# What you need to do
Copy out each line of the material below with no changes.

Start of Working data

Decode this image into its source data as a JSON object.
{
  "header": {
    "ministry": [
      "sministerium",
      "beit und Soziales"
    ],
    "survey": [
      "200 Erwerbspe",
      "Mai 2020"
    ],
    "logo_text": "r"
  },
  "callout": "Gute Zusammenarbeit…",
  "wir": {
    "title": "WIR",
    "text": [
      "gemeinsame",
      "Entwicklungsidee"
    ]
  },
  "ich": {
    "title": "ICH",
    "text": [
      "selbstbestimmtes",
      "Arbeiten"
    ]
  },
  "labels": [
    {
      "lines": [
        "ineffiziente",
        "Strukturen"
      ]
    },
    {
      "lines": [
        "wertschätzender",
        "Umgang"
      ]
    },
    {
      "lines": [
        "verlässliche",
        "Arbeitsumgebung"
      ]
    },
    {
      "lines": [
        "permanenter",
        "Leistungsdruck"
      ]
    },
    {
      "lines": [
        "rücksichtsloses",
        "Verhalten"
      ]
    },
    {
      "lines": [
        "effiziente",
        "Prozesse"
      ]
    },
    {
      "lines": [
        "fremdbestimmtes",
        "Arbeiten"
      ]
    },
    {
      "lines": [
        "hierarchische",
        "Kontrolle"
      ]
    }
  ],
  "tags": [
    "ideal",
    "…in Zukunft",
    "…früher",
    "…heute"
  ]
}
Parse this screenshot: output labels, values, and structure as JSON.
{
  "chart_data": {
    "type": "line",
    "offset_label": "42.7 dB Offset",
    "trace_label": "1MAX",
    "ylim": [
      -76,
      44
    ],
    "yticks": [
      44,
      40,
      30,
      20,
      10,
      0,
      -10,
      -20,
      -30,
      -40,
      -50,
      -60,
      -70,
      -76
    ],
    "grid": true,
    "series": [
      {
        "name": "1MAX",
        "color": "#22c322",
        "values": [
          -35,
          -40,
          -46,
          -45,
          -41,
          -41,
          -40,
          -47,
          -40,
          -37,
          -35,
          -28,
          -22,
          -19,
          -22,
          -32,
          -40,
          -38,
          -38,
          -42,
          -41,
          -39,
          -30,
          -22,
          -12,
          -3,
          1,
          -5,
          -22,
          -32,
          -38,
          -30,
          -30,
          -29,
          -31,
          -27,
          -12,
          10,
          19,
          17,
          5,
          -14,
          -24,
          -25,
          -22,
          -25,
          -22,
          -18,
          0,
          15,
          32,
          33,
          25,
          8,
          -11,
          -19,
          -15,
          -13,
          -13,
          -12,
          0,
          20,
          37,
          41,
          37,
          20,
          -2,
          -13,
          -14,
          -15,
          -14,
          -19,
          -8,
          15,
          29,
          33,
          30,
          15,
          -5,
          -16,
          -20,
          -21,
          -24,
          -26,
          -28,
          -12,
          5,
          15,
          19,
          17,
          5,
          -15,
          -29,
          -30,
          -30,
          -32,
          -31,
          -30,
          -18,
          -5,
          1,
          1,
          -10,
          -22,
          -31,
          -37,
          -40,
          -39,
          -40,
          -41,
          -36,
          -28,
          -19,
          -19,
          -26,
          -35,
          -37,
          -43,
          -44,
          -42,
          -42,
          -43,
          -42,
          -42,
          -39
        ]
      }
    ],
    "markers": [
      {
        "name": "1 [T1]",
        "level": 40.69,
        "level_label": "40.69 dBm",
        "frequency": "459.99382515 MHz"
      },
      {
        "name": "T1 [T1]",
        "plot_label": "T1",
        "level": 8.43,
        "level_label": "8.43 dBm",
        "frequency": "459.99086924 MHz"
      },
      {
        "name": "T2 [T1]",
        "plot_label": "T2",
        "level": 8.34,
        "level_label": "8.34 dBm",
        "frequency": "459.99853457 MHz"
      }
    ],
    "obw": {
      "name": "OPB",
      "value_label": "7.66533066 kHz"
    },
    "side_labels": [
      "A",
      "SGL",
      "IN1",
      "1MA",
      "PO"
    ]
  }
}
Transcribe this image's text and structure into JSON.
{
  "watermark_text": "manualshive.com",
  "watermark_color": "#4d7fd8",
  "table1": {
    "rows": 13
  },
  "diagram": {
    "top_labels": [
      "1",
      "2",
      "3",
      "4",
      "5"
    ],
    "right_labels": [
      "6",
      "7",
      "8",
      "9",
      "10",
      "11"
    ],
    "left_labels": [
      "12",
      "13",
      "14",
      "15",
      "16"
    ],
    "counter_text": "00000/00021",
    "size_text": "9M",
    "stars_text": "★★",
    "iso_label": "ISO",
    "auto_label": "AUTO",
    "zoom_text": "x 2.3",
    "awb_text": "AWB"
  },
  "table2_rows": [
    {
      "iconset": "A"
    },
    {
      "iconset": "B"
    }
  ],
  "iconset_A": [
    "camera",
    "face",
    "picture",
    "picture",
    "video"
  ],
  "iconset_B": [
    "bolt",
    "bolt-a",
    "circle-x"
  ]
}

End of Working data

# Final answer
Decode this image into its source data as a JSON object.
{
  "header": {
    "ministry": [
      "sministerium",
      "beit und Soziales"
    ],
    "survey": [
      "200 Erwerbspe",
      "Mai 2020"
    ],
    "logo_text": "r"
  },
  "callout": "Gute Zusammenarbeit…",
  "wir": {
    "title": "WIR",
    "text": [
      "gemeinsame",
      "Entwicklungsidee"
    ]
  },
  "ich": {
    "title": "ICH",
    "text": [
      "selbstbestimmtes",
      "Arbeiten"
    ]
  },
  "labels": [
    {
      "lines": [
        "ineffiziente",
        "Strukturen"
      ]
    },
    {
      "lines": [
        "wertschätzender",
        "Umgang"
      ]
    },
    {
      "lines": [
        "verlässliche",
        "Arbeitsumgebung"
      ]
    },
    {
      "lines": [
        "permanenter",
        "Leistungsdruck"
      ]
    },
    {
      "lines": [
        "rücksichtsloses",
        "Verhalten"
      ]
    },
    {
      "lines": [
        "effiziente",
        "Prozesse"
      ]
    },
    {
      "lines": [
        "fremdbestimmtes",
        "Arbeiten"
      ]
    },
    {
      "lines": [
        "hierarchische",
        "Kontrolle"
      ]
    }
  ],
  "tags": [
    "ideal",
    "…in Zukunft",
    "…früher",
    "…heute"
  ]
}
Parse this screenshot: output labels, values, and structure as JSON.
{
  "chart_data": {
    "type": "line",
    "offset_label": "42.7 dB Offset",
    "trace_label": "1MAX",
    "ylim": [
      -76,
      44
    ],
    "yticks": [
      44,
      40,
      30,
      20,
      10,
      0,
      -10,
      -20,
      -30,
      -40,
      -50,
      -60,
      -70,
      -76
    ],
    "grid": true,
    "series": [
      {
        "name": "1MAX",
        "color": "#22c322",
        "values": [
          -35,
          -40,
          -46,
          -45,
          -41,
          -41,
          -40,
          -47,
          -40,
          -37,
          -35,
          -28,
          -22,
          -19,
          -22,
          -32,
          -40,
          -38,
          -38,
          -42,
          -41,
          -39,
          -30,
          -22,
          -12,
          -3,
          1,
          -5,
          -22,
          -32,
          -38,
          -30,
          -30,
          -29,
          -31,
          -27,
          -12,
          10,
          19,
          17,
          5,
          -14,
          -24,
          -25,
          -22,
          -25,
          -22,
          -18,
          0,
          15,
          32,
          33,
          25,
          8,
          -11,
          -19,
          -15,
          -13,
          -13,
          -12,
          0,
          20,
          37,
          41,
          37,
          20,
          -2,
          -13,
          -14,
          -15,
          -14,
          -19,
          -8,
          15,
          29,
          33,
          30,
          15,
          -5,
          -16,
          -20,
          -21,
          -24,
          -26,
          -28,
          -12,
          5,
          15,
          19,
          17,
          5,
          -15,
          -29,
          -30,
          -30,
          -32,
          -31,
          -30,
          -18,
          -5,
          1,
          1,
          -10,
          -22,
          -31,
          -37,
          -40,
          -39,
          -40,
          -41,
          -36,
          -28,
          -19,
          -19,
          -26,
          -35,
          -37,
          -43,
          -44,
          -42,
          -42,
          -43,
          -42,
          -42,
          -39
        ]
      }
    ],
    "markers": [
      {
        "name": "1 [T1]",
        "level": 40.69,
        "level_label": "40.69 dBm",
        "frequency": "459.99382515 MHz"
      },
      {
        "name": "T1 [T1]",
        "plot_label": "T1",
        "level": 8.43,
        "level_label": "8.43 dBm",
        "frequency": "459.99086924 MHz"
      },
      {
        "name": "T2 [T1]",
        "plot_label": "T2",
        "level": 8.34,
        "level_label": "8.34 dBm",
        "frequency": "459.99853457 MHz"
      }
    ],
    "obw": {
      "name": "OPB",
      "value_label": "7.66533066 kHz"
    },
    "side_labels": [
      "A",
      "SGL",
      "IN1",
      "1MA",
      "PO"
    ]
  }
}
Transcribe this image's text and structure into JSON.
{
  "watermark_text": "manualshive.com",
  "watermark_color": "#4d7fd8",
  "table1": {
    "rows": 13
  },
  "diagram": {
    "top_labels": [
      "1",
      "2",
      "3",
      "4",
      "5"
    ],
    "right_labels": [
      "6",
      "7",
      "8",
      "9",
      "10",
      "11"
    ],
    "left_labels": [
      "12",
      "13",
      "14",
      "15",
      "16"
    ],
    "counter_text": "00000/00021",
    "size_text": "9M",
    "stars_text": "★★",
    "iso_label": "ISO",
    "auto_label": "AUTO",
    "zoom_text": "x 2.3",
    "awb_text": "AWB"
  },
  "table2_rows": [
    {
      "iconset": "A"
    },
    {
      "iconset": "B"
    }
  ],
  "iconset_A": [
    "camera",
    "face",
    "picture",
    "picture",
    "video"
  ],
  "iconset_B": [
    "bolt",
    "bolt-a",
    "circle-x"
  ]
}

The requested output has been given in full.